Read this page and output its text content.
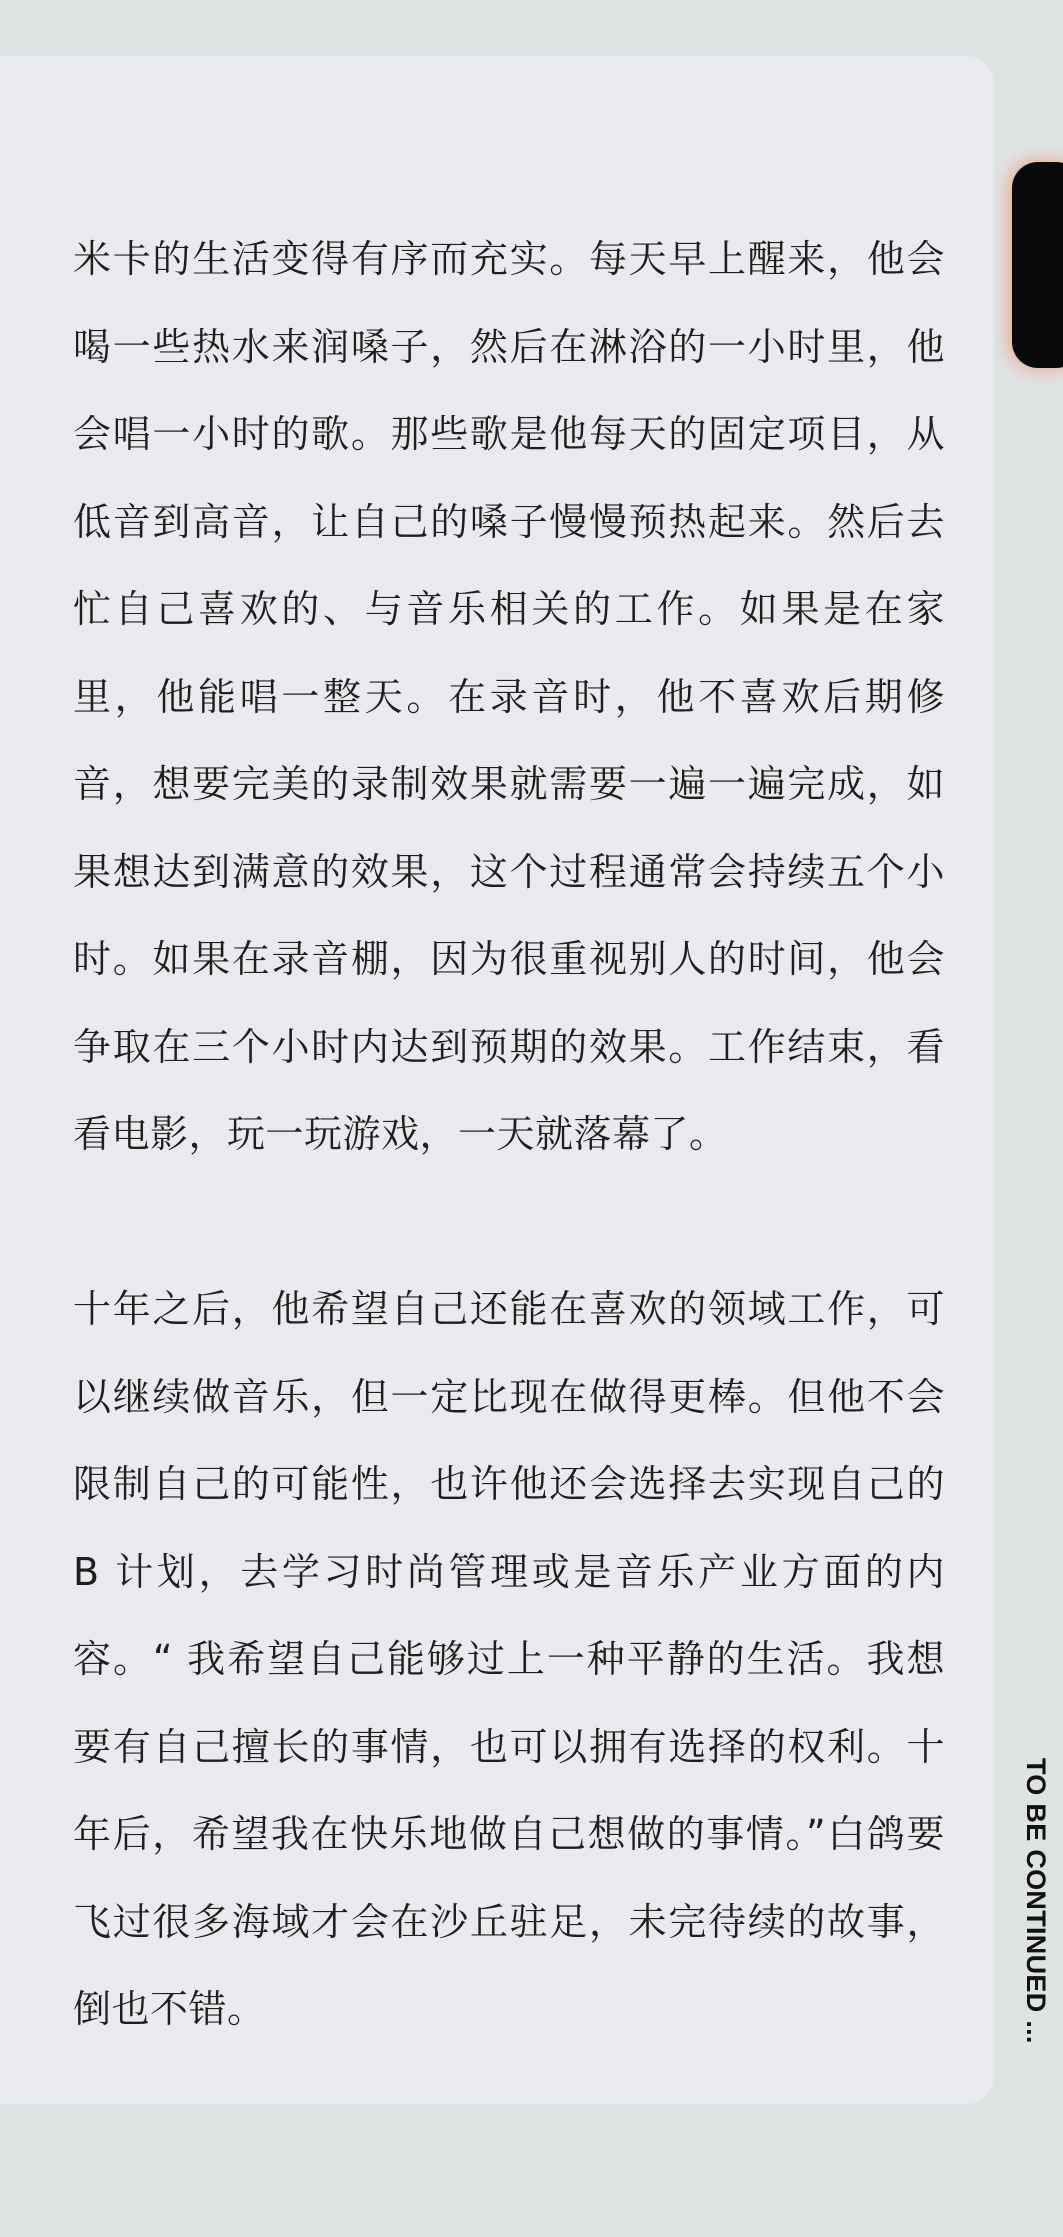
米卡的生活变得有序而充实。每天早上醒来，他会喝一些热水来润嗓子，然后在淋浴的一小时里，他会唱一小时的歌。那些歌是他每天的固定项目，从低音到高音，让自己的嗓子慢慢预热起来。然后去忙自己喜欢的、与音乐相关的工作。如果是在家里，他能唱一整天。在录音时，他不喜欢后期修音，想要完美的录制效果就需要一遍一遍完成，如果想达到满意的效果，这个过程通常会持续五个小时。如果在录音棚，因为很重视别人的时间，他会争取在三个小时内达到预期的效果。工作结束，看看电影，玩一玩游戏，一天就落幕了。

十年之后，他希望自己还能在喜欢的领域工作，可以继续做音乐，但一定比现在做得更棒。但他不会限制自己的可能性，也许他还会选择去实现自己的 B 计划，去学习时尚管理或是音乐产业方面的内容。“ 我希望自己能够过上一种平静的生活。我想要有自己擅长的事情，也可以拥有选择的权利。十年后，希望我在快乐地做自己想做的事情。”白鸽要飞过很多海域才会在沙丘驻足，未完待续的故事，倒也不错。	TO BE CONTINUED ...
::::::::
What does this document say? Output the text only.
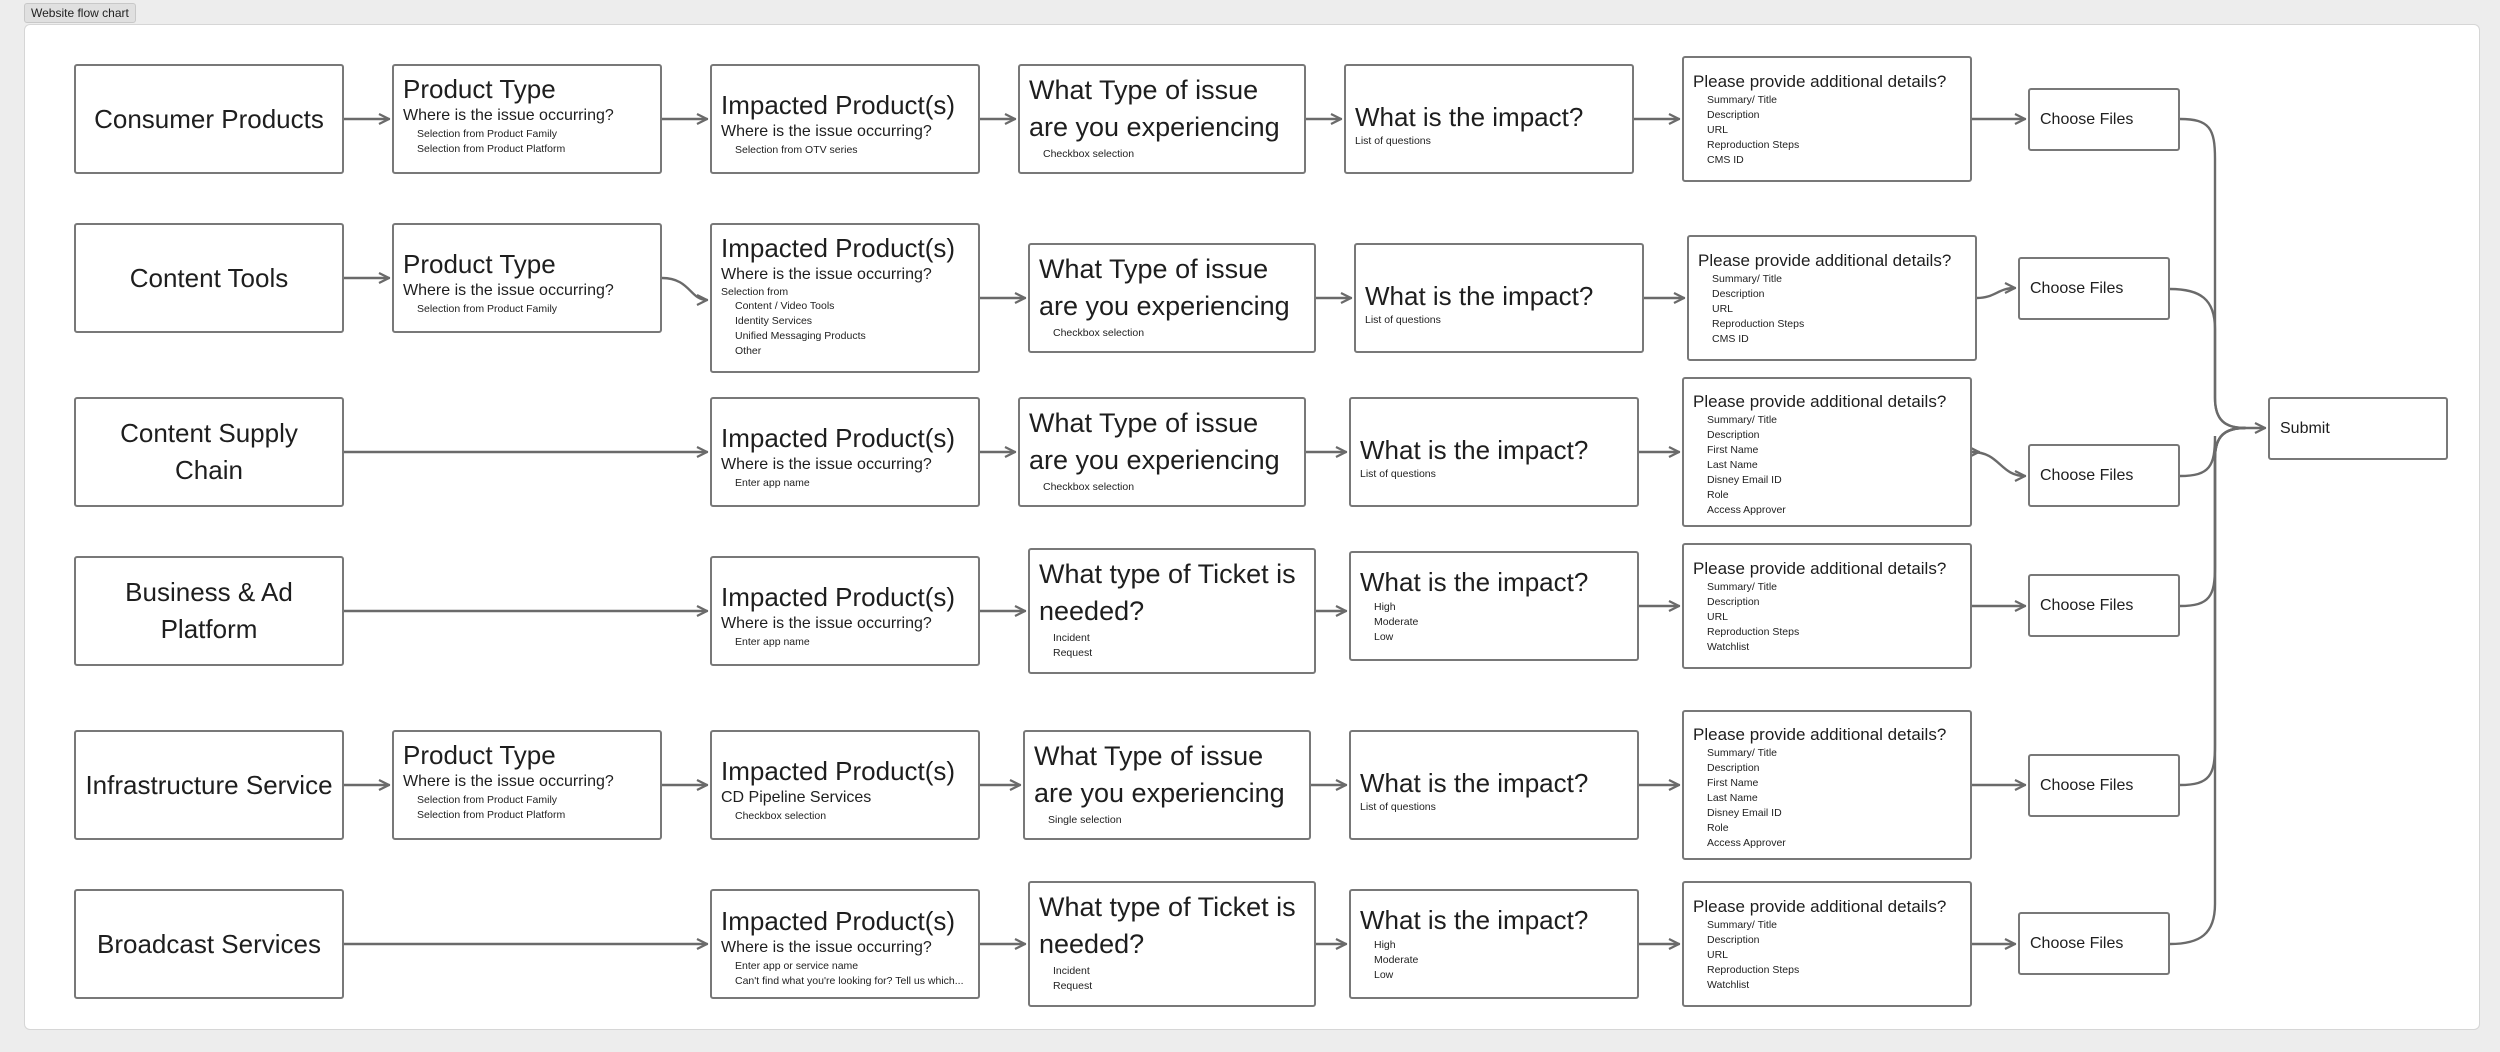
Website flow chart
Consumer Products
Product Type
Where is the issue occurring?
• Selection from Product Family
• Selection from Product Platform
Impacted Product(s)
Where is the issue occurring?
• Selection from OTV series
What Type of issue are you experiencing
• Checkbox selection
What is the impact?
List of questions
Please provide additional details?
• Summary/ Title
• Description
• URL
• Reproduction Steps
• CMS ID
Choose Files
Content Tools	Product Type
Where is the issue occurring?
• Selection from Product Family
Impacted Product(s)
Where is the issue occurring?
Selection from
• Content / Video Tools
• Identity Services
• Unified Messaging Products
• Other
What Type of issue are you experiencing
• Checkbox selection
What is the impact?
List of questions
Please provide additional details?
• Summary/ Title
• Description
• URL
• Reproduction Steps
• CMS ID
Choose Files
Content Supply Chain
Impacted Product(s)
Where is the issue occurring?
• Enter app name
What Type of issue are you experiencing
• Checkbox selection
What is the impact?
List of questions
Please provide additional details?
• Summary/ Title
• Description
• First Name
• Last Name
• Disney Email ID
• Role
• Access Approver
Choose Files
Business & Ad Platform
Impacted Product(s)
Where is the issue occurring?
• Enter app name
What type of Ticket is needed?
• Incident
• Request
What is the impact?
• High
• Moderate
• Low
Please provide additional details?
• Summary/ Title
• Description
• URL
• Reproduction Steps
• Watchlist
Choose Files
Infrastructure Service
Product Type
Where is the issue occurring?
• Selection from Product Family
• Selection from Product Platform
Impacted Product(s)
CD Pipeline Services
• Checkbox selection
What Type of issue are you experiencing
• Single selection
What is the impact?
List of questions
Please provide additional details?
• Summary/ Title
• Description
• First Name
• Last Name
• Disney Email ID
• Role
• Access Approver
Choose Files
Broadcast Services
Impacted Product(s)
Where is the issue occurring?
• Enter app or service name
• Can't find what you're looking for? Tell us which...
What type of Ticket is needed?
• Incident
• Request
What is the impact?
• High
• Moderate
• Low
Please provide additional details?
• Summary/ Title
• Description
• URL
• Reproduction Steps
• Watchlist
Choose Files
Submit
::::::::
* **WHAT IS NEEDED**
Check each line of the data above for the string "Products", then report how many lines have it, with no other words.

* **EXERCISE SOLUTION**
2